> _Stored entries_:
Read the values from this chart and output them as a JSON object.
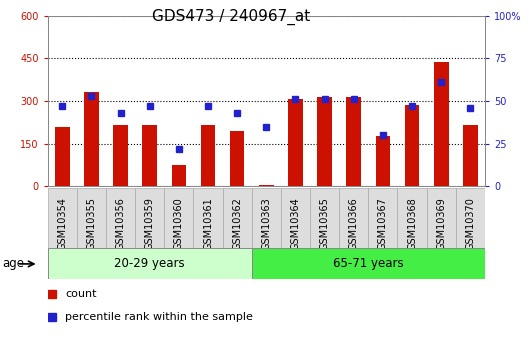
{
  "title": "GDS473 / 240967_at",
  "samples": [
    "GSM10354",
    "GSM10355",
    "GSM10356",
    "GSM10359",
    "GSM10360",
    "GSM10361",
    "GSM10362",
    "GSM10363",
    "GSM10364",
    "GSM10365",
    "GSM10366",
    "GSM10367",
    "GSM10368",
    "GSM10369",
    "GSM10370"
  ],
  "counts": [
    210,
    330,
    215,
    215,
    75,
    215,
    195,
    5,
    305,
    315,
    315,
    175,
    285,
    435,
    215
  ],
  "percentiles": [
    47,
    53,
    43,
    47,
    22,
    47,
    43,
    35,
    51,
    51,
    51,
    30,
    47,
    61,
    46
  ],
  "group1_label": "20-29 years",
  "group2_label": "65-71 years",
  "group1_count": 7,
  "group2_count": 8,
  "age_label": "age",
  "ylim_left": [
    0,
    600
  ],
  "ylim_right": [
    0,
    100
  ],
  "yticks_left": [
    0,
    150,
    300,
    450,
    600
  ],
  "yticks_right": [
    0,
    25,
    50,
    75,
    100
  ],
  "bar_color": "#cc1100",
  "square_color": "#2222cc",
  "group1_bg": "#ccffcc",
  "group2_bg": "#44ee44",
  "xticklabel_bg": "#dddddd",
  "plot_bg": "#ffffff",
  "legend_count": "count",
  "legend_pct": "percentile rank within the sample",
  "title_fontsize": 11,
  "tick_fontsize": 7,
  "label_fontsize": 9
}
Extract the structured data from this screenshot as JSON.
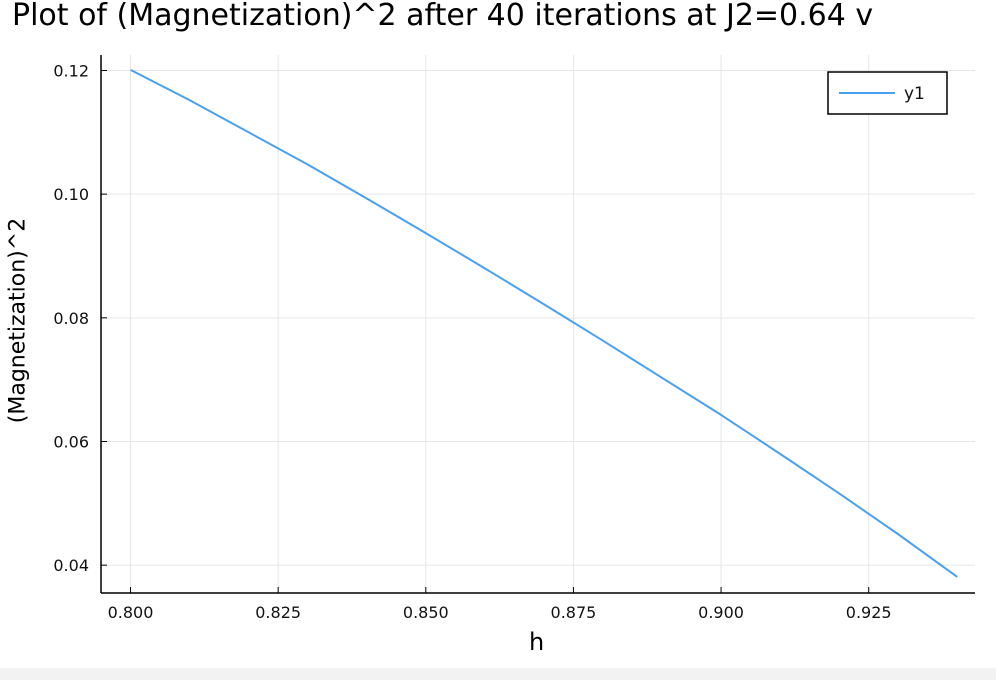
{
  "chart_data": {
    "type": "line",
    "title": "Plot of (Magnetization)^2 after 40 iterations at J2=0.64 v",
    "xlabel": "h",
    "ylabel": "(Magnetization)^2",
    "xlim": [
      0.795,
      0.943
    ],
    "ylim": [
      0.0355,
      0.1225
    ],
    "x_ticks": [
      "0.800",
      "0.825",
      "0.850",
      "0.875",
      "0.900",
      "0.925"
    ],
    "y_ticks": [
      "0.04",
      "0.06",
      "0.08",
      "0.10",
      "0.12"
    ],
    "grid": true,
    "legend": {
      "placement": "top-right",
      "entries": [
        "y1"
      ]
    },
    "colors": {
      "y1": "#4aa0f0"
    },
    "series": [
      {
        "name": "y1",
        "x": [
          0.8,
          0.81,
          0.82,
          0.83,
          0.84,
          0.85,
          0.86,
          0.87,
          0.88,
          0.89,
          0.9,
          0.91,
          0.92,
          0.93,
          0.94
        ],
        "values": [
          0.1201,
          0.1152,
          0.11,
          0.1048,
          0.0993,
          0.0937,
          0.088,
          0.0822,
          0.0763,
          0.0703,
          0.0643,
          0.058,
          0.0516,
          0.045,
          0.0381
        ]
      }
    ]
  }
}
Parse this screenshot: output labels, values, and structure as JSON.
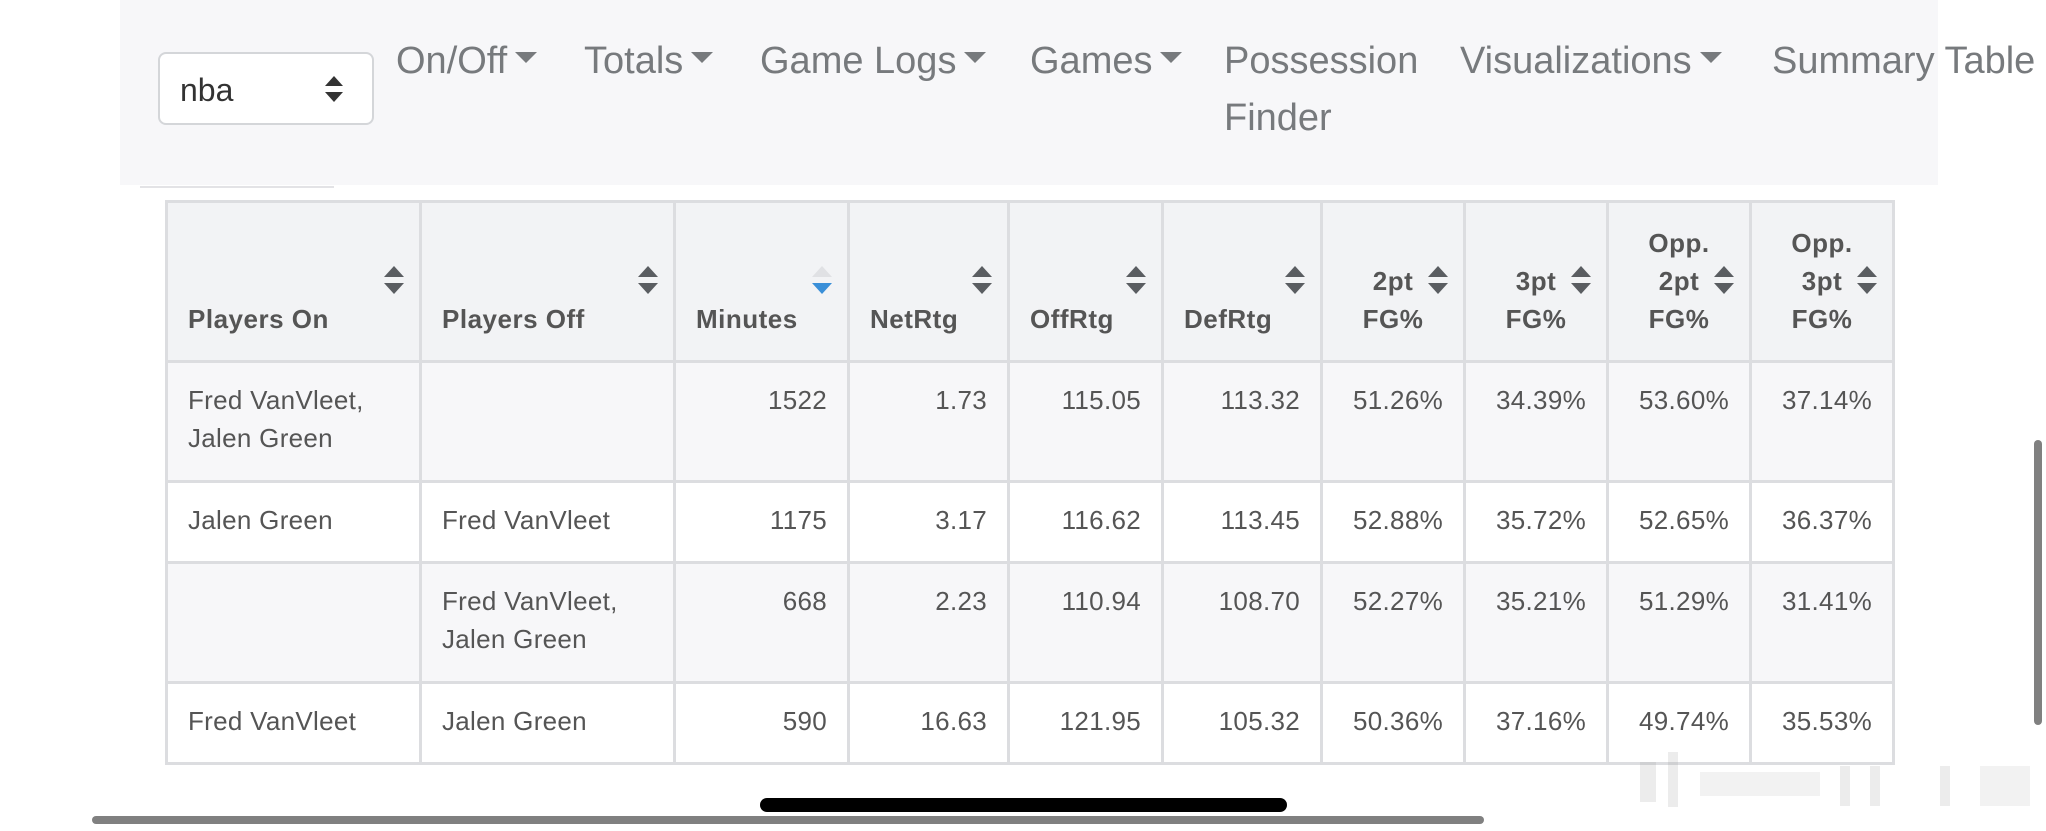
{
  "league_select": {
    "value": "nba"
  },
  "nav": {
    "on_off": "On/Off",
    "totals": "Totals",
    "game_logs": "Game Logs",
    "games": "Games",
    "possession_line1": "Possession",
    "possession_line2": "Finder",
    "visualizations": "Visualizations",
    "summary_table": "Summary Table"
  },
  "table": {
    "headers": {
      "players_on": "Players On",
      "players_off": "Players Off",
      "minutes": "Minutes",
      "netrtg": "NetRtg",
      "offrtg": "OffRtg",
      "defrtg": "DefRtg",
      "fg2_l1": "2pt",
      "fg2_l2": "FG%",
      "fg3_l1": "3pt",
      "fg3_l2": "FG%",
      "opp2_l1": "Opp.",
      "opp2_l2": "2pt",
      "opp2_l3": "FG%",
      "opp3_l1": "Opp.",
      "opp3_l2": "3pt",
      "opp3_l3": "FG%"
    },
    "sort_active_color": "#3a8fd8",
    "sort_inactive_color": "#5a5d61",
    "rows": [
      {
        "players_on_l1": "Fred VanVleet,",
        "players_on_l2": "Jalen Green",
        "players_off_l1": "",
        "players_off_l2": "",
        "minutes": "1522",
        "netrtg": "1.73",
        "offrtg": "115.05",
        "defrtg": "113.32",
        "fg2": "51.26%",
        "fg3": "34.39%",
        "opp2": "53.60%",
        "opp3": "37.14%"
      },
      {
        "players_on_l1": "Jalen Green",
        "players_on_l2": "",
        "players_off_l1": "Fred VanVleet",
        "players_off_l2": "",
        "minutes": "1175",
        "netrtg": "3.17",
        "offrtg": "116.62",
        "defrtg": "113.45",
        "fg2": "52.88%",
        "fg3": "35.72%",
        "opp2": "52.65%",
        "opp3": "36.37%"
      },
      {
        "players_on_l1": "",
        "players_on_l2": "",
        "players_off_l1": "Fred VanVleet,",
        "players_off_l2": "Jalen Green",
        "minutes": "668",
        "netrtg": "2.23",
        "offrtg": "110.94",
        "defrtg": "108.70",
        "fg2": "52.27%",
        "fg3": "35.21%",
        "opp2": "51.29%",
        "opp3": "31.41%"
      },
      {
        "players_on_l1": "Fred VanVleet",
        "players_on_l2": "",
        "players_off_l1": "Jalen Green",
        "players_off_l2": "",
        "minutes": "590",
        "netrtg": "16.63",
        "offrtg": "121.95",
        "defrtg": "105.32",
        "fg2": "50.36%",
        "fg3": "37.16%",
        "opp2": "49.74%",
        "opp3": "35.53%"
      }
    ]
  }
}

> _To be done_: Copy every line of the data that holds the string "netrtg".

> _Solution to this exercise_:
      "netrtg": "NetRtg",
        "netrtg": "1.73",
        "netrtg": "3.17",
        "netrtg": "2.23",
        "netrtg": "16.63",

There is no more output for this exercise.